• PROBLEM TO WORK ON:
Work out how many lines have "color" in them. Give only that number.

Rows from a dataset:
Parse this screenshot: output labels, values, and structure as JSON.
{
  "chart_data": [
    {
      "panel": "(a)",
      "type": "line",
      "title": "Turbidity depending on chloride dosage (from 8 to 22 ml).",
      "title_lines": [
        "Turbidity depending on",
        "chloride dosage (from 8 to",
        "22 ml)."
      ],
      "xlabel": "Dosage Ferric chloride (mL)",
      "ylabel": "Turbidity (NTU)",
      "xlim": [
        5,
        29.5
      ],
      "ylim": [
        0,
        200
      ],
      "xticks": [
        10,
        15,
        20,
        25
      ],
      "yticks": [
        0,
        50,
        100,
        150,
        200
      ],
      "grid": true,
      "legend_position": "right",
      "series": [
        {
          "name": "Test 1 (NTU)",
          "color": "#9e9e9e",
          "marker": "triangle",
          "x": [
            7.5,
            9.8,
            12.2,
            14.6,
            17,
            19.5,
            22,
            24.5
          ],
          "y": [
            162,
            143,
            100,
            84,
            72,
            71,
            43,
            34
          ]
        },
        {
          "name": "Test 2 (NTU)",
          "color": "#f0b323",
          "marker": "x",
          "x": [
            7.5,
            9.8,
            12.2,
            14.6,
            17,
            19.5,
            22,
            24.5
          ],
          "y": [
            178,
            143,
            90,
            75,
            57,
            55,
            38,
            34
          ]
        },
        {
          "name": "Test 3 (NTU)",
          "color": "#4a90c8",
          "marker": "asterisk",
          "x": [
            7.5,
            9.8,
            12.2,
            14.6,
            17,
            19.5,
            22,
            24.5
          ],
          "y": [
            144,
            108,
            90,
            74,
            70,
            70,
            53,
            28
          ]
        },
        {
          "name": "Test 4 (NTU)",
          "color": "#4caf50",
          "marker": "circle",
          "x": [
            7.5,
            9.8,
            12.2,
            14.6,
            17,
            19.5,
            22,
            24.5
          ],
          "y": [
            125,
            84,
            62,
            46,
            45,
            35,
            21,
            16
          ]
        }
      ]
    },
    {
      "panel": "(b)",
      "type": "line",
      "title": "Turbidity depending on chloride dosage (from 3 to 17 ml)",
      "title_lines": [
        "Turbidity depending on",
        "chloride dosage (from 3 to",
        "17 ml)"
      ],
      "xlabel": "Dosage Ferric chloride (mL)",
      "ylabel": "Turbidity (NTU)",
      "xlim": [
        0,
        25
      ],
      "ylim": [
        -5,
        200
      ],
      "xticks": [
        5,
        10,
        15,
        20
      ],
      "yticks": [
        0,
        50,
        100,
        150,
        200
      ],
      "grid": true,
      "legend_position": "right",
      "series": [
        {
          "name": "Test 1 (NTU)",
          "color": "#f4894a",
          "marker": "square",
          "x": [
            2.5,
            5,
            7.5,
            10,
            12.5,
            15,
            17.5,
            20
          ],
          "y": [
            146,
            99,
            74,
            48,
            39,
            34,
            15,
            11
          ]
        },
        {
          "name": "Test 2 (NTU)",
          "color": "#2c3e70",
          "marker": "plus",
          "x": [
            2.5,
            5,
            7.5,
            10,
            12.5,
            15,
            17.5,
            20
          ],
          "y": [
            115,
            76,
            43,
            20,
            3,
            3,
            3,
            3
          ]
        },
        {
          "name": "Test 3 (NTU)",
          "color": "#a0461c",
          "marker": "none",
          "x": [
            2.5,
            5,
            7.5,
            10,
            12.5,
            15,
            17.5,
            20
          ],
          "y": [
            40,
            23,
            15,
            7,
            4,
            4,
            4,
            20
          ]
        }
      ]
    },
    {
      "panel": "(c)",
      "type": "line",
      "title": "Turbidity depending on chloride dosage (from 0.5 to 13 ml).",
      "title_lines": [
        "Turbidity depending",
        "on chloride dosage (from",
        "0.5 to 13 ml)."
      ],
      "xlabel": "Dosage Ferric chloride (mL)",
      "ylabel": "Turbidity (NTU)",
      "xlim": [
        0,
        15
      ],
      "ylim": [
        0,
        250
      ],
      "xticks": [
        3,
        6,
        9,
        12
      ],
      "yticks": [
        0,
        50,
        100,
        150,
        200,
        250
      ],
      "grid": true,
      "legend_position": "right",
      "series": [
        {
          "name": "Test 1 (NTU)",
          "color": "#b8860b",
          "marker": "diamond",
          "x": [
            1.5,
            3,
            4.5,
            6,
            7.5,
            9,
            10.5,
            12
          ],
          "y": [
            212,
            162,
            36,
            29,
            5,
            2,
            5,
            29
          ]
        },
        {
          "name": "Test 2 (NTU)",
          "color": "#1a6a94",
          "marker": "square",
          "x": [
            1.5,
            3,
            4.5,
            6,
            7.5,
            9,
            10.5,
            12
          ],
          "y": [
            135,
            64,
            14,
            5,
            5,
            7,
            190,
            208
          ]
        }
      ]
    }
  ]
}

• TASK SOLUTION:
9